┌─ Page excerpt

Background information
- Born: June 29, 1917 Meridian, Mississippi, U.S.
- Died: April 10, 2004 (aged 86) Philadelphia, Pennsylvania, U.S.
- Genres: European Classical Music, Negro Spirituals
- Occupations: Vocal coach, accompanist
- Formerly of: Metropolitan Opera

= Sylvia Olden Lee =

American vocal musician (1917–2004)

Sylvia Olden Lee (June 29, 1917 – April 10, 2004) was an American vocal coach and accompanist. She was the first African-American to be employed by the Metropolitan Opera. Her fields of expertise were European classical music and Negro spirituals.

==Biography==
Lee was born in Meridian, Mississippi. Her father, James Clarence Olden, was a member of the Fisk Quartet, which included Roland Hayes. She studied piano and organ at Howard University and Oberlin Conservatory.

Among the highlights of her career:
- She was invited to play at the White House for the inauguration of Franklin Delano Roosevelt (1933).
- In 1942, she toured with Paul Robeson.

└─

Pull out the passage of the Sylvia Olden Lee page starting with "- Genres: European" and going on through "and Negro spirituals.", copying it word for word.

┌─ Given records

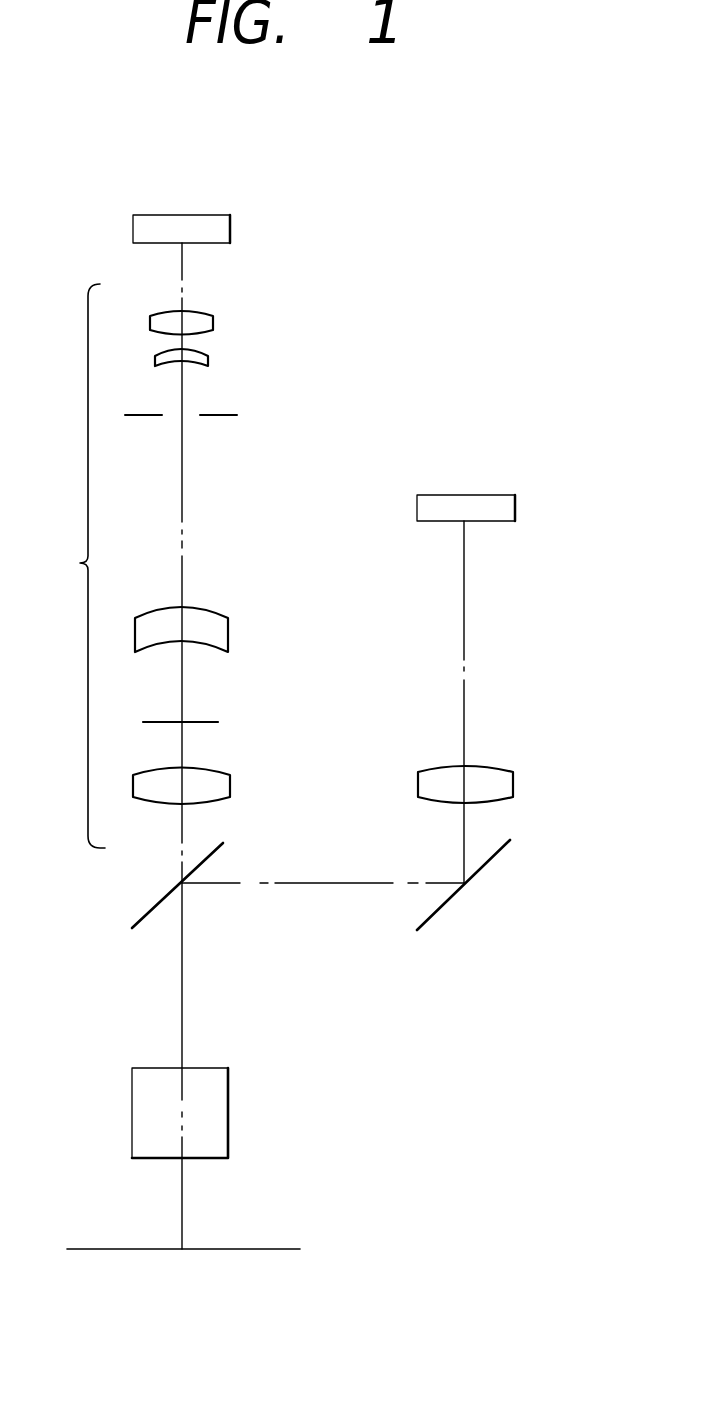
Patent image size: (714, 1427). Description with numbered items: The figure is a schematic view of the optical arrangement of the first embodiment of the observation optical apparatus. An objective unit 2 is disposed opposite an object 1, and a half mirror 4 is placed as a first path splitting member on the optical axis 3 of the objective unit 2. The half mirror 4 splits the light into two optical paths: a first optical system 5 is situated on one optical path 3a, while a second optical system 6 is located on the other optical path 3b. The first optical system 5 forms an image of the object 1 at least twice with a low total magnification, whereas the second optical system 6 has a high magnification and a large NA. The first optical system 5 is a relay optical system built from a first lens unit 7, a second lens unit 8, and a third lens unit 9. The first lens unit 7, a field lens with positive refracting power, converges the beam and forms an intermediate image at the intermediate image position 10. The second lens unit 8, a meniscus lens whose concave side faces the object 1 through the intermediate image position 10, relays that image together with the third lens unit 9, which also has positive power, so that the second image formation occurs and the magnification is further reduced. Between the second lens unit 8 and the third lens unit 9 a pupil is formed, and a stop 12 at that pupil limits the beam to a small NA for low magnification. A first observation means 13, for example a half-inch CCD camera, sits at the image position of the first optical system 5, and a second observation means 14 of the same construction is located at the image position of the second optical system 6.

The object 1 is at (95, 1248).
The objective unit 2 is at (229, 1118).
The optical axis 3 is at (181, 965).
The optical path 3a is at (183, 519).
The optical path 3b is at (313, 885).
The half mirror 4 is at (158, 905).
The first optical system 5 is at (75, 566).
The second optical system 6 is at (525, 725).
The first lens unit 7 is at (231, 785).
The second lens unit 8 is at (209, 609).
The third lens unit 9 is at (232, 298).
The intermediate image position 10 is at (204, 720).
The stop 12 is at (230, 416).
The first observation means 13 is at (205, 213).
The second observation means 14 is at (516, 503).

└─

● **Answer in full**:
- Genres: European Classical Music, Negro Spirituals
- Occupations: Vocal coach, accompanist
- Formerly of: Metropolitan Opera

= Sylvia Olden Lee =

American vocal musician (1917–2004)

Sylvia Olden Lee (June 29, 1917 – April 10, 2004) was an American vocal coach and accompanist. She was the first African-American to be employed by the Metropolitan Opera. Her fields of expertise were European classical music and Negro spirituals.